[REQUIREMENT]: Can you copy the records below word for word, from the line containing "Segment this chart: for" down to the line containing "data-label: -0.073 [180,171,222,182]", with both of those lines included and any pictures left out?

Entries taken from a collection:
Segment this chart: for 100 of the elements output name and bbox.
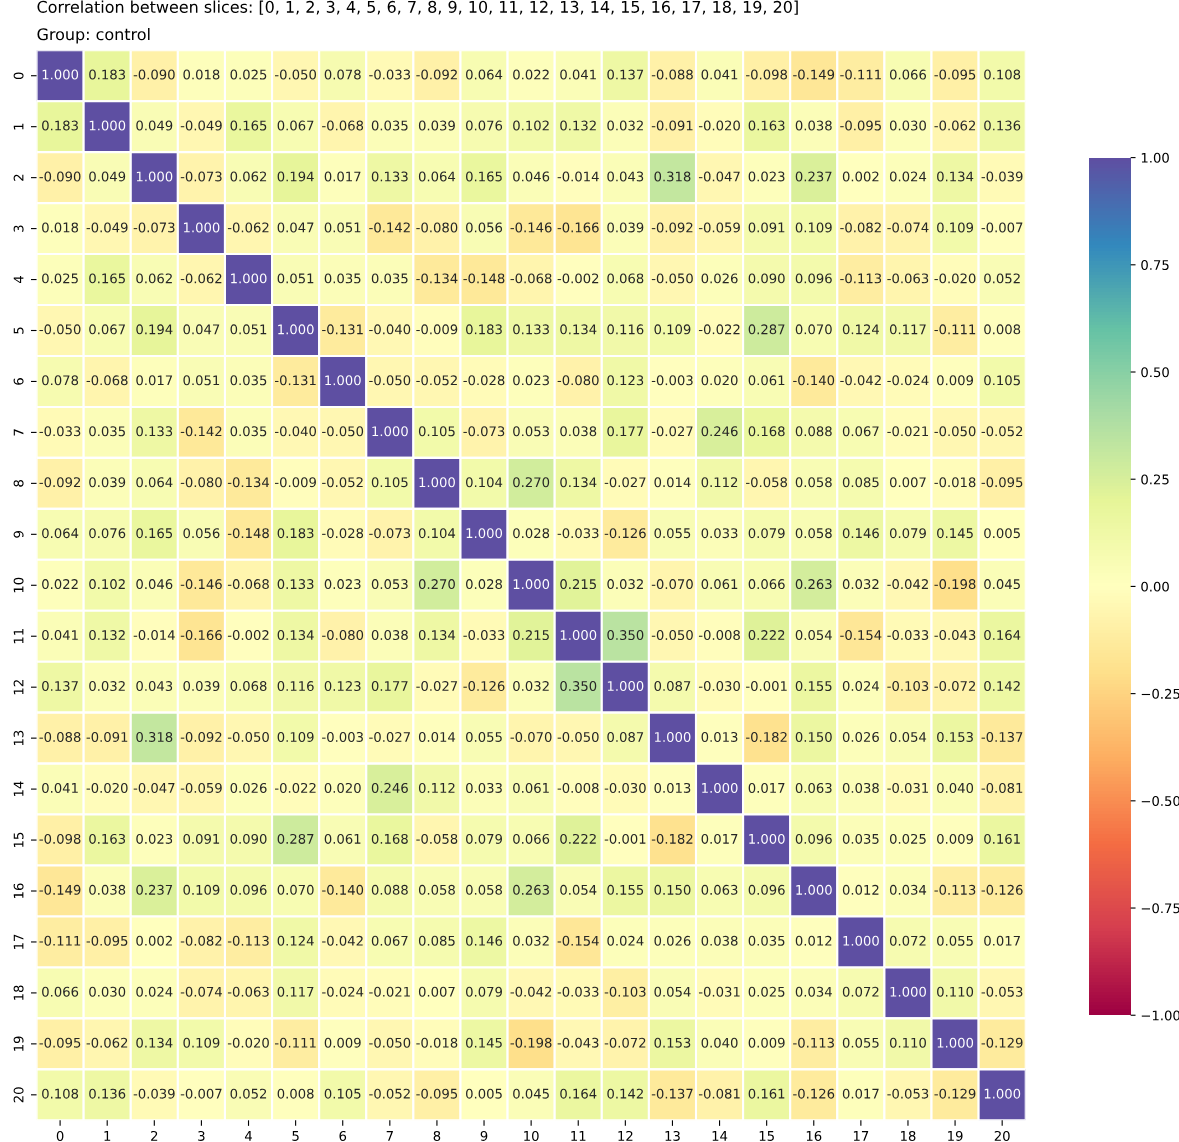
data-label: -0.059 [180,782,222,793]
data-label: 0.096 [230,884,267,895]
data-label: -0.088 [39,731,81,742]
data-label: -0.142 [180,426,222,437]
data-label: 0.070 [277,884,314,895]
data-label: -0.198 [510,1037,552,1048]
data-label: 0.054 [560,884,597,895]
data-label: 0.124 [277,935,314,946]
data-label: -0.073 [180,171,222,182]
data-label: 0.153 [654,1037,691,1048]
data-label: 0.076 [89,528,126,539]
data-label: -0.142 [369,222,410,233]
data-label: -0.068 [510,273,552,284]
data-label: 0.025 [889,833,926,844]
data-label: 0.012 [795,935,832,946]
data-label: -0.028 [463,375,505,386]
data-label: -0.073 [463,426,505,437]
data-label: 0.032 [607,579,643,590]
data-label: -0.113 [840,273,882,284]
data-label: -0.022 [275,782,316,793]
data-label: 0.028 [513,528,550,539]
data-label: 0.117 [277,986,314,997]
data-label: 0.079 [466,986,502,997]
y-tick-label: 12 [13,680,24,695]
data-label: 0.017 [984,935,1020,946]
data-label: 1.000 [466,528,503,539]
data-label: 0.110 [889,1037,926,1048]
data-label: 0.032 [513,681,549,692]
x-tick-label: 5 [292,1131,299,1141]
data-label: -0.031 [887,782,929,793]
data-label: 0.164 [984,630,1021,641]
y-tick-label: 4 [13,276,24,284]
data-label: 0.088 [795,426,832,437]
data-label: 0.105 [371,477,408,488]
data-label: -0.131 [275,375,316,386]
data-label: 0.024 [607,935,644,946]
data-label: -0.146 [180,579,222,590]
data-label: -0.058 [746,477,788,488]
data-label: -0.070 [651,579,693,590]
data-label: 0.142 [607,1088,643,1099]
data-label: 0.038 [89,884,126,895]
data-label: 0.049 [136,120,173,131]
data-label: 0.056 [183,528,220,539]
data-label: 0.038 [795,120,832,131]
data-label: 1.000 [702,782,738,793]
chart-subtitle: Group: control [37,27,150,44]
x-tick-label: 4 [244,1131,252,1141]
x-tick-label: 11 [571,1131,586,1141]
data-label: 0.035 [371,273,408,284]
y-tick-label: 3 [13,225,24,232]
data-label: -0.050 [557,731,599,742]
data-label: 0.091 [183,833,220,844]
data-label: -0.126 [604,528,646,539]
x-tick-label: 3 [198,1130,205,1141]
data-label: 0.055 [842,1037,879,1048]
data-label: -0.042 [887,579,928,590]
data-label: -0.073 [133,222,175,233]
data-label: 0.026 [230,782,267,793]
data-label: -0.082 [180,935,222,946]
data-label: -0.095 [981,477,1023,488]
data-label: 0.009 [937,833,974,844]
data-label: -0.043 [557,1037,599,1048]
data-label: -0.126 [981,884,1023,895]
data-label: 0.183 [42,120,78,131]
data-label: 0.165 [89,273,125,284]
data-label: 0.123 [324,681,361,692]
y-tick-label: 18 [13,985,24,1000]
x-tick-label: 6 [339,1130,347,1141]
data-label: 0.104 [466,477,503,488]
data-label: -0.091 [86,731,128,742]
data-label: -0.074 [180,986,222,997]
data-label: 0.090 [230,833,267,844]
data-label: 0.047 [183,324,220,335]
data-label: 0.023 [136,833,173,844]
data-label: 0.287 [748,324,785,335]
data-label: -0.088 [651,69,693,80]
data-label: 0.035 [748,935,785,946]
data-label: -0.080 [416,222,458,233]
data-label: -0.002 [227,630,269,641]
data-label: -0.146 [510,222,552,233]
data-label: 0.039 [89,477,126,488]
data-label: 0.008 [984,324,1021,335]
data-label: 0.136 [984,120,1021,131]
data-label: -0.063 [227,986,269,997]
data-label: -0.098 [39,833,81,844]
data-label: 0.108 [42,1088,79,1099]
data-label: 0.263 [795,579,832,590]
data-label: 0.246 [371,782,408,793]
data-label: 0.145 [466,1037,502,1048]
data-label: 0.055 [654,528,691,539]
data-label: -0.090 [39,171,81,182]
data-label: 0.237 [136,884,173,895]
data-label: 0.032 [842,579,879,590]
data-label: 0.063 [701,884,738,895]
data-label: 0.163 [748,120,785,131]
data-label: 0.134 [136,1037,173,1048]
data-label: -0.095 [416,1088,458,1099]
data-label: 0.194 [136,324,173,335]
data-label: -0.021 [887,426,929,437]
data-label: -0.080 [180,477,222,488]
==
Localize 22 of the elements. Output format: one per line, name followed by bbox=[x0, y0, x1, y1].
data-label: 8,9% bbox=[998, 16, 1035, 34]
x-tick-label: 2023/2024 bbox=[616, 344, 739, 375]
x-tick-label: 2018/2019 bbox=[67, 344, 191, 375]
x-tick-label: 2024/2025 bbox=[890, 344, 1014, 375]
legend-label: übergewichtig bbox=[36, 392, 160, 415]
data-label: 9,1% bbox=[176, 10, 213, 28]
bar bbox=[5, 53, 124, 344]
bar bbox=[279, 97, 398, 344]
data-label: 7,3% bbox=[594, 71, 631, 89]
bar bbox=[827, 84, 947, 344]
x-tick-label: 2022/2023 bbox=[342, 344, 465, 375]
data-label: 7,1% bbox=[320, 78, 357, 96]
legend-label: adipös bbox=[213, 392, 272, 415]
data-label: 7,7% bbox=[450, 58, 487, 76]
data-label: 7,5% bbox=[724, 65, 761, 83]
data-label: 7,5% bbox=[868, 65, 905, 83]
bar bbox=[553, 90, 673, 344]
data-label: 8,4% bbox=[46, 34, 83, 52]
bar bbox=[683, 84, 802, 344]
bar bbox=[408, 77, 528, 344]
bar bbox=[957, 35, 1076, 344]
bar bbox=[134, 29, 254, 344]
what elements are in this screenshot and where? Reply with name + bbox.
...
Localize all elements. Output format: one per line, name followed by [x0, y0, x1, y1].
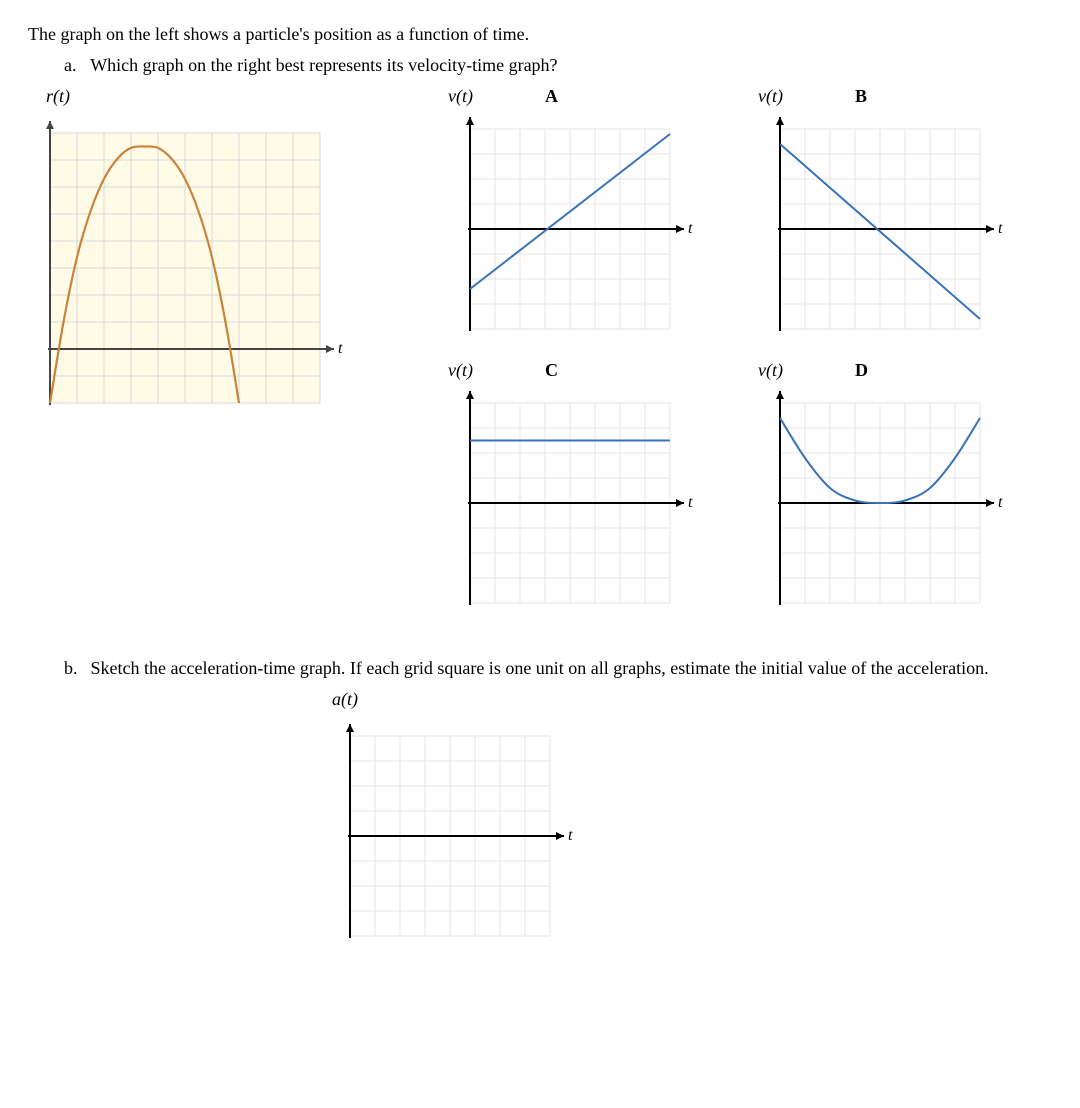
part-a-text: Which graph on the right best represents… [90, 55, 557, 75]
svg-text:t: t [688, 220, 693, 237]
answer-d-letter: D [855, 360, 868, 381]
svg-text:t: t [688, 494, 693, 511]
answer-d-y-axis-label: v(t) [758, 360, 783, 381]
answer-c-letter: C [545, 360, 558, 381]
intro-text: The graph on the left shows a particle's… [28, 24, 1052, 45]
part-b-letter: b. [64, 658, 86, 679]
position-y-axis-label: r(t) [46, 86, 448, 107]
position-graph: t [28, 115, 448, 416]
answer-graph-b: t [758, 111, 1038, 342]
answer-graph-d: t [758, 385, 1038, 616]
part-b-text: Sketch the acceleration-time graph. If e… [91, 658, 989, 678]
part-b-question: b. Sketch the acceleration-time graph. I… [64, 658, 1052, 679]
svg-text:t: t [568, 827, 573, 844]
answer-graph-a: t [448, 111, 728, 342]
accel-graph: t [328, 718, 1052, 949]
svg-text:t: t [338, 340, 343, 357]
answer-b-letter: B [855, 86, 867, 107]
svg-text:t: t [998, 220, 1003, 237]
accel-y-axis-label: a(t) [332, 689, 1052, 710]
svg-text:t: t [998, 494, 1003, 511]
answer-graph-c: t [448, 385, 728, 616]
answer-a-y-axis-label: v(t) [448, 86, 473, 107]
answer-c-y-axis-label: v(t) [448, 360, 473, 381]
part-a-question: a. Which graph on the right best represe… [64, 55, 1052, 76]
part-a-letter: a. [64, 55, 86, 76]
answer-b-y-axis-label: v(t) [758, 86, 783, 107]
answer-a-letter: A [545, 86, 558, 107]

[SOLUTION]:
Segment this chart: for 100 of the elements output name and bbox.
data-label: -0.059 [180,782,222,793]
data-label: 0.096 [230,884,267,895]
data-label: -0.088 [39,731,81,742]
data-label: -0.142 [180,426,222,437]
data-label: 0.070 [277,884,314,895]
data-label: -0.198 [510,1037,552,1048]
data-label: 0.054 [560,884,597,895]
data-label: 0.124 [277,935,314,946]
data-label: -0.073 [180,171,222,182]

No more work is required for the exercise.